To do: Make an exact copy of the records, with the images left out.

Records from a collection of figures:

BEGIN

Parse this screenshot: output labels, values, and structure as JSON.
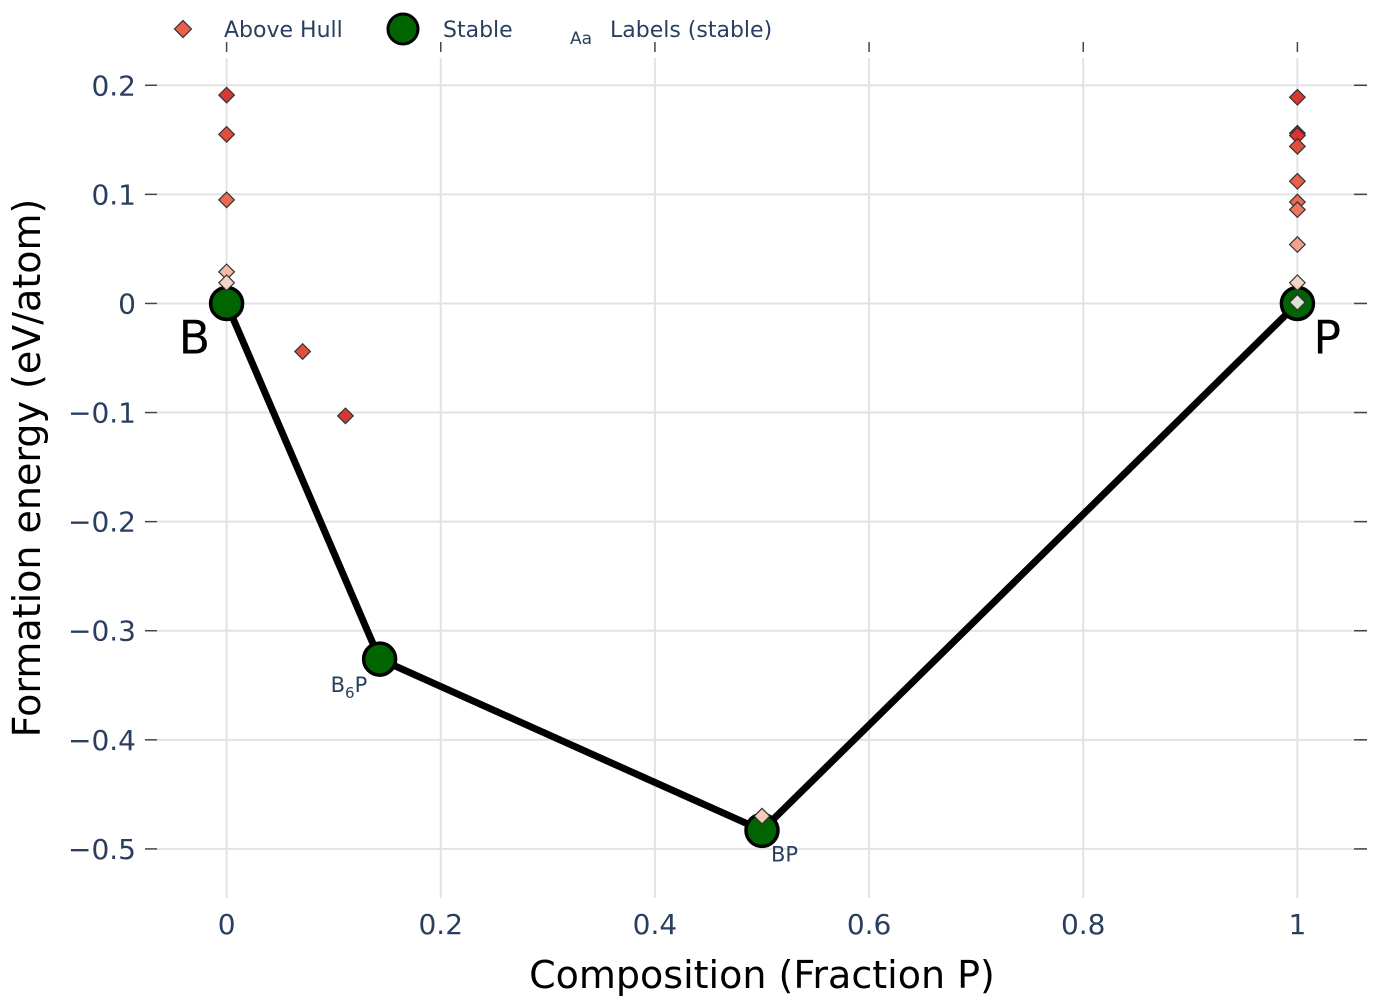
{
  "chart_data": {
    "type": "scatter",
    "xlabel": "Composition (Fraction P)",
    "ylabel": "Formation energy (eV/atom)",
    "xlim": [
      -0.065,
      1.065
    ],
    "ylim": [
      -0.545,
      0.225
    ],
    "x_ticks": [
      0,
      0.2,
      0.4,
      0.6,
      0.8,
      1
    ],
    "x_tick_labels": [
      "0",
      "0.2",
      "0.4",
      "0.6",
      "0.8",
      "1"
    ],
    "y_ticks": [
      0.2,
      0.1,
      0,
      -0.1,
      -0.2,
      -0.3,
      -0.4,
      -0.5
    ],
    "y_tick_labels": [
      "0.2",
      "0.1",
      "0",
      "−0.1",
      "−0.2",
      "−0.3",
      "−0.4",
      "−0.5"
    ],
    "grid": true,
    "legend_placement": "top-left",
    "legend": [
      {
        "label": "Above Hull",
        "marker": "diamond",
        "color": "#e8604a"
      },
      {
        "label": "Stable",
        "marker": "circle",
        "color": "#006400"
      },
      {
        "label": "Labels (stable)",
        "marker": "text",
        "glyph": "Aa"
      }
    ],
    "series": [
      {
        "name": "Stable",
        "marker": "circle",
        "color": "#006400",
        "x": [
          0,
          0.1429,
          0.5,
          1
        ],
        "y": [
          0,
          -0.326,
          -0.483,
          0
        ]
      },
      {
        "name": "Above Hull",
        "marker": "diamond",
        "x": [
          0,
          0,
          0,
          0,
          0,
          0.071,
          0.111,
          0.5,
          1,
          1,
          1,
          1,
          1,
          1,
          1,
          1,
          1,
          1,
          1
        ],
        "y": [
          0.191,
          0.155,
          0.095,
          0.029,
          0.019,
          -0.044,
          -0.103,
          -0.47,
          0.189,
          0.156,
          0.154,
          0.144,
          0.112,
          0.093,
          0.086,
          0.054,
          0.019,
          0.002,
          0.001
        ],
        "colors": [
          "#d23b32",
          "#e04e3e",
          "#ea6a54",
          "#f7b8a4",
          "#f5d3c6",
          "#e04e3e",
          "#d23b32",
          "#f3cbb8",
          "#d23b32",
          "#c41818",
          "#e03030",
          "#e04e3e",
          "#e8604a",
          "#ea6a54",
          "#ec7560",
          "#f4a08a",
          "#f5d3c6",
          "#e8e8d8",
          "#d8e4d0"
        ]
      }
    ],
    "hull_line": {
      "color": "#000000",
      "x": [
        0,
        0.1429,
        0.5,
        1
      ],
      "y": [
        0,
        -0.326,
        -0.483,
        0
      ]
    },
    "element_labels": [
      {
        "text": "B",
        "x": 0,
        "y": 0,
        "anchor": "left"
      },
      {
        "text": "P",
        "x": 1,
        "y": 0,
        "anchor": "right"
      }
    ],
    "compound_labels": [
      {
        "base": "B",
        "sub": "6",
        "tail": "P",
        "x": 0.1429,
        "y": -0.326
      },
      {
        "base": "BP",
        "sub": "",
        "tail": "",
        "x": 0.5,
        "y": -0.483
      }
    ]
  }
}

END

Exercise result:
Parse this screenshot: output labels, values, and structure as JSON.
{
  "chart_data": {
    "type": "scatter",
    "xlabel": "Composition (Fraction P)",
    "ylabel": "Formation energy (eV/atom)",
    "xlim": [
      -0.065,
      1.065
    ],
    "ylim": [
      -0.545,
      0.225
    ],
    "x_ticks": [
      0,
      0.2,
      0.4,
      0.6,
      0.8,
      1
    ],
    "x_tick_labels": [
      "0",
      "0.2",
      "0.4",
      "0.6",
      "0.8",
      "1"
    ],
    "y_ticks": [
      0.2,
      0.1,
      0,
      -0.1,
      -0.2,
      -0.3,
      -0.4,
      -0.5
    ],
    "y_tick_labels": [
      "0.2",
      "0.1",
      "0",
      "−0.1",
      "−0.2",
      "−0.3",
      "−0.4",
      "−0.5"
    ],
    "grid": true,
    "legend_placement": "top-left",
    "legend": [
      {
        "label": "Above Hull",
        "marker": "diamond",
        "color": "#e8604a"
      },
      {
        "label": "Stable",
        "marker": "circle",
        "color": "#006400"
      },
      {
        "label": "Labels (stable)",
        "marker": "text",
        "glyph": "Aa"
      }
    ],
    "series": [
      {
        "name": "Stable",
        "marker": "circle",
        "color": "#006400",
        "x": [
          0,
          0.1429,
          0.5,
          1
        ],
        "y": [
          0,
          -0.326,
          -0.483,
          0
        ]
      },
      {
        "name": "Above Hull",
        "marker": "diamond",
        "x": [
          0,
          0,
          0,
          0,
          0,
          0.071,
          0.111,
          0.5,
          1,
          1,
          1,
          1,
          1,
          1,
          1,
          1,
          1,
          1,
          1
        ],
        "y": [
          0.191,
          0.155,
          0.095,
          0.029,
          0.019,
          -0.044,
          -0.103,
          -0.47,
          0.189,
          0.156,
          0.154,
          0.144,
          0.112,
          0.093,
          0.086,
          0.054,
          0.019,
          0.002,
          0.001
        ],
        "colors": [
          "#d23b32",
          "#e04e3e",
          "#ea6a54",
          "#f7b8a4",
          "#f5d3c6",
          "#e04e3e",
          "#d23b32",
          "#f3cbb8",
          "#d23b32",
          "#c41818",
          "#e03030",
          "#e04e3e",
          "#e8604a",
          "#ea6a54",
          "#ec7560",
          "#f4a08a",
          "#f5d3c6",
          "#e8e8d8",
          "#d8e4d0"
        ]
      }
    ],
    "hull_line": {
      "color": "#000000",
      "x": [
        0,
        0.1429,
        0.5,
        1
      ],
      "y": [
        0,
        -0.326,
        -0.483,
        0
      ]
    },
    "element_labels": [
      {
        "text": "B",
        "x": 0,
        "y": 0,
        "anchor": "left"
      },
      {
        "text": "P",
        "x": 1,
        "y": 0,
        "anchor": "right"
      }
    ],
    "compound_labels": [
      {
        "base": "B",
        "sub": "6",
        "tail": "P",
        "x": 0.1429,
        "y": -0.326
      },
      {
        "base": "BP",
        "sub": "",
        "tail": "",
        "x": 0.5,
        "y": -0.483
      }
    ]
  }
}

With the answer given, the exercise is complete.